▶ _Given records_:
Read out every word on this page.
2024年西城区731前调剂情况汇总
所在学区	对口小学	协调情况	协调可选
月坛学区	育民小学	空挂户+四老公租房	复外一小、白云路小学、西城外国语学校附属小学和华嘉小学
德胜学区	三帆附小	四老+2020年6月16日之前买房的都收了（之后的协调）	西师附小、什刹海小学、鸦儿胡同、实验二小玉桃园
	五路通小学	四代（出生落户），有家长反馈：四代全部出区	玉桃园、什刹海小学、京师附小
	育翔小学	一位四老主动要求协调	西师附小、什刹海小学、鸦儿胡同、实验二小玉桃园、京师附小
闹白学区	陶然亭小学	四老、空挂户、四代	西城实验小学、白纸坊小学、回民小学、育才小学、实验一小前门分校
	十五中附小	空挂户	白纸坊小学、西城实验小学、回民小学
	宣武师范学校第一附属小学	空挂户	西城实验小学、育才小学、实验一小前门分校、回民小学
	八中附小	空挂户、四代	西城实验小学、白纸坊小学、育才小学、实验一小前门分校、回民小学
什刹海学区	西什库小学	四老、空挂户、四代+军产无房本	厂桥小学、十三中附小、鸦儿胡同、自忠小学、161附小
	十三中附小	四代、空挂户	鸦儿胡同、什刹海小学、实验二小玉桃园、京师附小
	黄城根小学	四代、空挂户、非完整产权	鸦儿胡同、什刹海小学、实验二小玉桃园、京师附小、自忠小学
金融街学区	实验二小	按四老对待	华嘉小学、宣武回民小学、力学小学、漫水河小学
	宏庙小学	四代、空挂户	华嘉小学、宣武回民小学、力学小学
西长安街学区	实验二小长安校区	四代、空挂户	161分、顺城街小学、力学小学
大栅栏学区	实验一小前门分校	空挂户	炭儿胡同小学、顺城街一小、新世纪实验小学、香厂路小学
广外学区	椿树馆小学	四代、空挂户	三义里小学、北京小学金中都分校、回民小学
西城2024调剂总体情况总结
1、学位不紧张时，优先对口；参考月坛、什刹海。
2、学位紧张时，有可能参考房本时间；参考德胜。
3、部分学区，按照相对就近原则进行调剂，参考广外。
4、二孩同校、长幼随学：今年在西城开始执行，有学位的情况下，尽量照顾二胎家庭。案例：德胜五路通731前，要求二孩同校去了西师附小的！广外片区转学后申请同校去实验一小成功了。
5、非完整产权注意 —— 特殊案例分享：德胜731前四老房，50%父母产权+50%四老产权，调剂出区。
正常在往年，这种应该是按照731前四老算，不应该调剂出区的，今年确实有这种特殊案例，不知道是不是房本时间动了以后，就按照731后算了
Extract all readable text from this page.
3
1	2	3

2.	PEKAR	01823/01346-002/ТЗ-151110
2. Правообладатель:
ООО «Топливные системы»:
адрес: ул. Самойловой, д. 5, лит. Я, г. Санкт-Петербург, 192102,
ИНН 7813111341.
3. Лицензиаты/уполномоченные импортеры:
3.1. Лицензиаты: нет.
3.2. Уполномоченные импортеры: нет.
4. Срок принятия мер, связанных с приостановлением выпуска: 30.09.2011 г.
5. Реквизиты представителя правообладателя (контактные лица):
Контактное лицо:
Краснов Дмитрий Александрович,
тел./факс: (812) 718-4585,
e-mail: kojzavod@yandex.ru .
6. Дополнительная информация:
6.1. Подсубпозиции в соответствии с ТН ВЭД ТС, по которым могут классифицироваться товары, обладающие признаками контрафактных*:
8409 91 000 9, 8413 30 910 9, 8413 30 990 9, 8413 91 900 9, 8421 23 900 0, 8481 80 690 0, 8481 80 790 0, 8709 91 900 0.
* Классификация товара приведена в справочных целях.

▶ _Short exercise_: Working from the entries above, return all lines that contain "自忠小学".

▶ _Worked answer_:
什刹海学区	西什库小学	四老、空挂户、四代+军产无房本	厂桥小学、十三中附小、鸦儿胡同、自忠小学、161附小
	黄城根小学	四代、空挂户、非完整产权	鸦儿胡同、什刹海小学、实验二小玉桃园、京师附小、自忠小学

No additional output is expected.